[Structured figure records]
>> start

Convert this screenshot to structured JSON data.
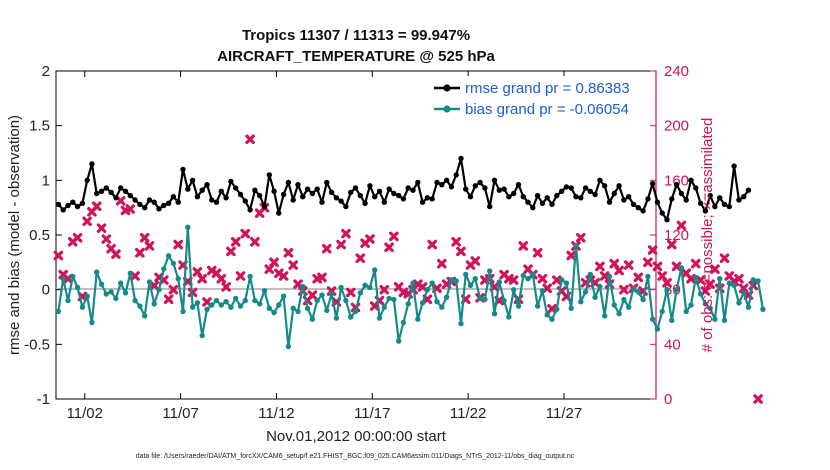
{
  "chart_data": {
    "type": "line",
    "title_line1": "Tropics 11307 / 11313 = 99.947%",
    "title_line2": "AIRCRAFT_TEMPERATURE @ 525 hPa",
    "xlabel": "Nov.01,2012 00:00:00 start",
    "ylabel_left": "rmse and bias (model - observation)",
    "ylabel_right": "# of obs: o=possible; ×=assimilated",
    "footer": "data file: /Users/raeder/DAI/ATM_forcXX/CAM6_setup/f.e21.FHIST_BGC.f09_025.CAM6assim.011/Diags_NTrS_2012-11/obs_diag_output.nc",
    "ylim_left": [
      -1,
      2
    ],
    "ylim_right": [
      0,
      240
    ],
    "xlim_days": [
      0.5,
      31.8
    ],
    "x_ticks": [
      {
        "day": 2,
        "label": "11/02"
      },
      {
        "day": 7,
        "label": "11/07"
      },
      {
        "day": 12,
        "label": "11/12"
      },
      {
        "day": 17,
        "label": "11/17"
      },
      {
        "day": 22,
        "label": "11/22"
      },
      {
        "day": 27,
        "label": "11/27"
      }
    ],
    "y_ticks_left": [
      "-1",
      "-0.5",
      "0",
      "0.5",
      "1",
      "1.5",
      "2"
    ],
    "y_ticks_right": [
      "0",
      "40",
      "80",
      "120",
      "160",
      "200",
      "240"
    ],
    "x_start_day": 0.625,
    "x_step_day": 0.25,
    "series": [
      {
        "name": "rmse grand pr = 0.86383",
        "color": "#000000",
        "values": [
          0.78,
          0.73,
          0.77,
          0.8,
          0.76,
          0.79,
          1.0,
          1.15,
          0.88,
          0.9,
          0.93,
          0.89,
          0.84,
          0.93,
          0.9,
          0.86,
          0.82,
          0.78,
          0.75,
          0.82,
          0.8,
          0.74,
          0.77,
          0.79,
          0.85,
          0.8,
          1.1,
          0.92,
          1.0,
          0.85,
          0.91,
          0.96,
          0.82,
          0.8,
          0.9,
          0.84,
          0.99,
          0.93,
          0.87,
          0.81,
          0.73,
          0.91,
          0.86,
          0.76,
          1.05,
          0.9,
          0.7,
          0.87,
          0.98,
          0.82,
          0.96,
          0.85,
          0.92,
          0.88,
          0.92,
          0.8,
          0.98,
          0.89,
          0.84,
          0.81,
          0.76,
          0.89,
          0.93,
          0.86,
          0.79,
          0.95,
          0.85,
          0.9,
          0.8,
          0.92,
          0.88,
          0.86,
          0.83,
          0.93,
          0.91,
          0.98,
          0.8,
          0.84,
          0.83,
          0.98,
          0.96,
          1.0,
          0.94,
          1.05,
          1.2,
          0.92,
          0.85,
          0.95,
          0.98,
          0.93,
          0.76,
          1.0,
          0.91,
          0.92,
          0.85,
          0.88,
          0.96,
          0.85,
          0.8,
          0.75,
          0.86,
          0.79,
          0.84,
          0.78,
          0.86,
          0.9,
          0.94,
          0.93,
          0.85,
          0.84,
          0.93,
          0.9,
          0.87,
          1.0,
          0.95,
          0.8,
          0.88,
          0.95,
          0.82,
          0.85,
          0.78,
          0.75,
          0.72,
          0.83,
          0.97,
          0.8,
          0.7,
          0.64,
          0.83,
          0.96,
          0.88,
          0.82,
          1.0,
          0.93,
          0.79,
          0.72,
          0.86,
          0.76,
          0.84,
          0.78,
          0.76,
          1.13,
          0.82,
          0.85,
          0.91
        ]
      },
      {
        "name": "bias grand pr = -0.06054",
        "color": "#168a8a",
        "values": [
          -0.2,
          0.1,
          -0.1,
          0.12,
          0.02,
          -0.16,
          -0.06,
          -0.3,
          0.16,
          0.05,
          -0.04,
          -0.02,
          -0.08,
          0.06,
          -0.03,
          0.15,
          -0.1,
          -0.15,
          -0.24,
          0.07,
          -0.13,
          0.0,
          0.19,
          0.31,
          0.24,
          0.1,
          -0.2,
          0.57,
          -0.16,
          -0.12,
          -0.42,
          -0.18,
          -0.14,
          -0.1,
          -0.14,
          -0.11,
          -0.16,
          -0.08,
          -0.15,
          -0.1,
          0.12,
          -0.1,
          -0.13,
          -0.01,
          -0.17,
          -0.21,
          -0.14,
          -0.06,
          -0.52,
          -0.17,
          -0.2,
          0.03,
          -0.17,
          -0.27,
          -0.1,
          -0.05,
          -0.19,
          -0.04,
          -0.26,
          0.02,
          -0.1,
          -0.25,
          -0.2,
          -0.03,
          0.04,
          0.02,
          0.18,
          -0.26,
          -0.16,
          -0.08,
          -0.09,
          -0.47,
          -0.3,
          -0.13,
          0.06,
          -0.27,
          -0.12,
          0.0,
          0.06,
          -0.11,
          -0.16,
          -0.07,
          0.09,
          0.08,
          -0.31,
          0.14,
          0.04,
          0.1,
          -0.08,
          -0.09,
          0.17,
          -0.22,
          0.07,
          -0.1,
          -0.25,
          0.0,
          -0.15,
          0.13,
          0.1,
          0.14,
          -0.15,
          -0.01,
          -0.23,
          -0.27,
          -0.18,
          0.09,
          0.06,
          -0.17,
          0.4,
          -0.11,
          -0.02,
          0.14,
          -0.07,
          0.03,
          -0.24,
          0.12,
          -0.14,
          -0.22,
          -0.09,
          -0.16,
          0.01,
          -0.02,
          -0.09,
          0.12,
          -0.27,
          -0.36,
          -0.2,
          0.0,
          -0.28,
          0.0,
          0.2,
          -0.2,
          -0.14,
          0.11,
          -0.04,
          -0.13,
          -0.17,
          -0.27,
          0.1,
          -0.28,
          0.06,
          0.04,
          -0.12,
          -0.03,
          -0.16,
          0.09,
          0.08,
          -0.18
        ]
      }
    ],
    "assimilated_obs": {
      "name": "assimilated",
      "color": "#d0135a",
      "values": [
        105,
        91,
        88,
        115,
        118,
        75,
        130,
        137,
        141,
        125,
        117,
        110,
        106,
        145,
        138,
        139,
        90,
        107,
        118,
        112,
        83,
        89,
        87,
        73,
        80,
        113,
        98,
        86,
        78,
        93,
        88,
        71,
        94,
        92,
        88,
        82,
        108,
        115,
        90,
        121,
        190,
        115,
        136,
        140,
        95,
        100,
        92,
        90,
        107,
        98,
        84,
        79,
        72,
        76,
        88,
        89,
        110,
        79,
        71,
        113,
        121,
        78,
        67,
        103,
        114,
        117,
        68,
        72,
        80,
        111,
        119,
        82,
        78,
        77,
        80,
        84,
        82,
        73,
        113,
        81,
        99,
        84,
        86,
        115,
        108,
        73,
        98,
        101,
        74,
        87,
        88,
        82,
        72,
        91,
        88,
        87,
        73,
        112,
        95,
        91,
        107,
        88,
        81,
        66,
        87,
        79,
        75,
        105,
        112,
        118,
        85,
        87,
        85,
        97,
        90,
        84,
        99,
        94,
        80,
        98,
        81,
        89,
        79,
        100,
        109,
        97,
        90,
        85,
        113,
        97,
        127,
        92,
        88,
        99,
        87,
        79,
        84,
        95,
        81,
        103,
        90,
        86,
        88,
        81,
        76,
        83,
        0
      ]
    }
  },
  "legend": {
    "rmse_label": "rmse grand pr = 0.86383",
    "bias_label": "bias grand pr = -0.06054"
  },
  "colors": {
    "rmse": "#000000",
    "bias": "#168a8a",
    "obs": "#d0135a",
    "zero_line": "#bfbfbf"
  }
}
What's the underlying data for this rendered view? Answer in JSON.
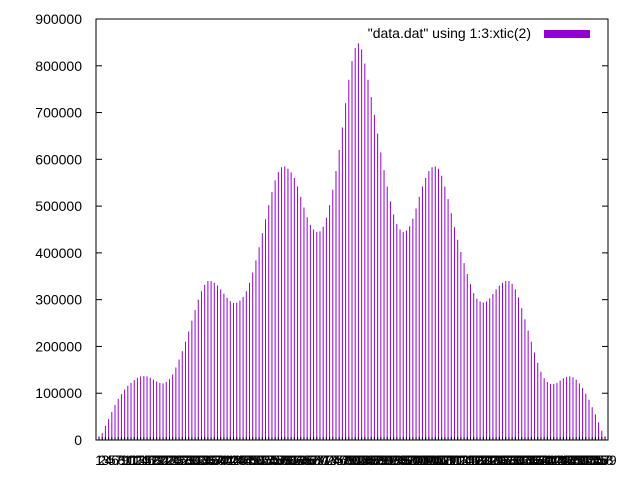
{
  "chart_data": {
    "type": "bar",
    "legend": {
      "label": "\"data.dat\" using 1:3:xtic(2)",
      "position": "top-right"
    },
    "ylim": [
      0,
      900000
    ],
    "yticks": [
      0,
      100000,
      200000,
      300000,
      400000,
      500000,
      600000,
      700000,
      800000,
      900000
    ],
    "grid": false,
    "color": "#9400d3",
    "series": [
      {
        "values": [
          8000,
          15000,
          30000,
          45000,
          60000,
          75000,
          88000,
          98000,
          108000,
          116000,
          122000,
          128000,
          133000,
          136000,
          137000,
          136000,
          133000,
          129000,
          125000,
          122000,
          121000,
          124000,
          130000,
          140000,
          155000,
          172000,
          190000,
          210000,
          232000,
          255000,
          278000,
          300000,
          318000,
          332000,
          340000,
          340000,
          336000,
          330000,
          322000,
          313000,
          304000,
          297000,
          293000,
          294000,
          298000,
          306000,
          318000,
          336000,
          358000,
          384000,
          412000,
          442000,
          472000,
          502000,
          530000,
          555000,
          573000,
          583000,
          585000,
          580000,
          572000,
          560000,
          542000,
          520000,
          497000,
          476000,
          460000,
          450000,
          445000,
          446000,
          456000,
          475000,
          502000,
          535000,
          575000,
          620000,
          668000,
          720000,
          770000,
          810000,
          838000,
          848000,
          835000,
          805000,
          770000,
          733000,
          695000,
          655000,
          615000,
          577000,
          542000,
          510000,
          482000,
          462000,
          450000,
          445000,
          448000,
          457000,
          473000,
          495000,
          520000,
          542000,
          560000,
          575000,
          583000,
          585000,
          580000,
          565000,
          542000,
          515000,
          485000,
          455000,
          428000,
          402000,
          378000,
          355000,
          333000,
          314000,
          302000,
          296000,
          294000,
          296000,
          303000,
          312000,
          322000,
          330000,
          336000,
          340000,
          340000,
          334000,
          322000,
          305000,
          282000,
          258000,
          234000,
          210000,
          187000,
          165000,
          146000,
          132000,
          124000,
          120000,
          120000,
          122000,
          127000,
          132000,
          135000,
          136000,
          134000,
          129000,
          121000,
          111000,
          99000,
          86000,
          70000,
          55000,
          38000,
          20000,
          8000
        ]
      }
    ]
  }
}
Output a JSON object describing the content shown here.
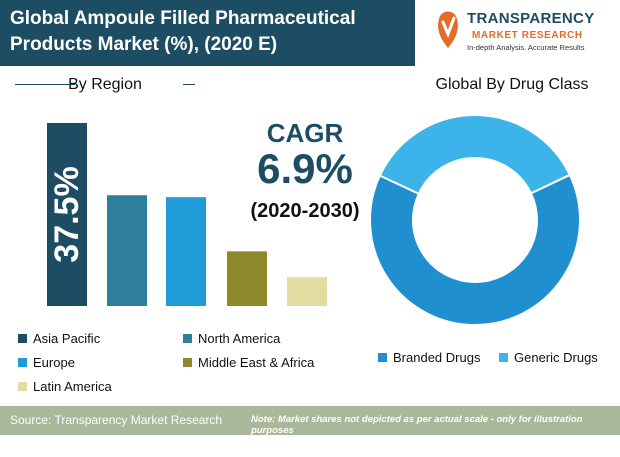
{
  "header": {
    "title_line1": "Global Ampoule Filled Pharmaceutical",
    "title_line2": "Products Market (%), (2020 E)"
  },
  "logo": {
    "brand": "TRANSPARENCY",
    "sub": "MARKET RESEARCH",
    "tagline": "In-depth Analysis. Accurate Results"
  },
  "region_section": {
    "title": "By Region"
  },
  "drug_section": {
    "title": "Global By Drug Class"
  },
  "cagr": {
    "label": "CAGR",
    "value": "6.9%",
    "period": "(2020-2030)"
  },
  "chart_data": [
    {
      "type": "bar",
      "title": "By Region",
      "categories": [
        "Asia Pacific",
        "North America",
        "Europe",
        "Middle East & Africa",
        "Latin America"
      ],
      "values": [
        37.5,
        22.7,
        22.3,
        11.2,
        5.9
      ],
      "data_labels": [
        "37.5%",
        "",
        "",
        "",
        ""
      ],
      "colors": [
        "#1d4d63",
        "#2e7f9b",
        "#1f9bd7",
        "#8c8a2a",
        "#e3dca0"
      ],
      "legend": [
        "Asia Pacific",
        "North America",
        "Europe",
        "Middle East & Africa",
        "Latin America"
      ],
      "legend_position": "bottom",
      "grid": false
    },
    {
      "type": "pie",
      "title": "Global By Drug Class",
      "categories": [
        "Branded Drugs",
        "Generic Drugs"
      ],
      "values": [
        64,
        36
      ],
      "colors": [
        "#1f8fd0",
        "#3cb4ea"
      ],
      "donut": true,
      "legend": [
        "Branded Drugs",
        "Generic Drugs"
      ],
      "legend_position": "bottom"
    }
  ],
  "footer": {
    "source": "Source: Transparency Market Research",
    "note": "Note: Market shares not depicted as per actual scale - only for illustration purposes"
  }
}
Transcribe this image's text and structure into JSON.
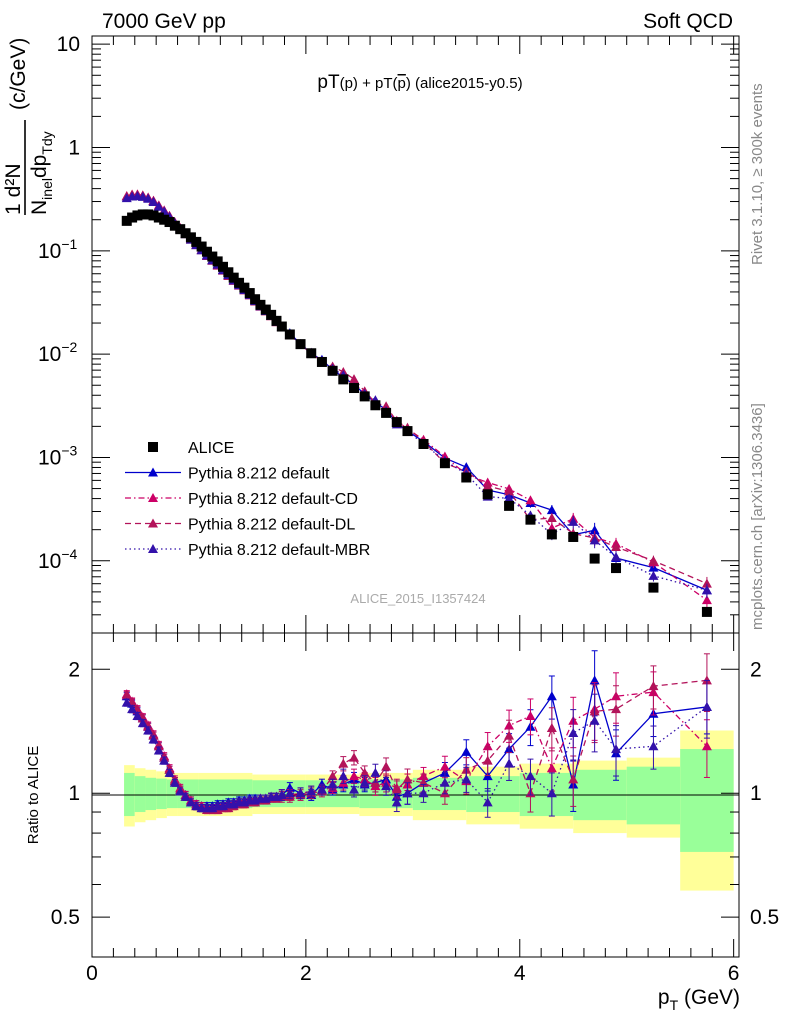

>> end

• **Stated task**: Where a line in the material above holds "bottom", copy that line.

• **Problem solution**:
      "legend_position": "bottom",
      "legend_position": "bottom"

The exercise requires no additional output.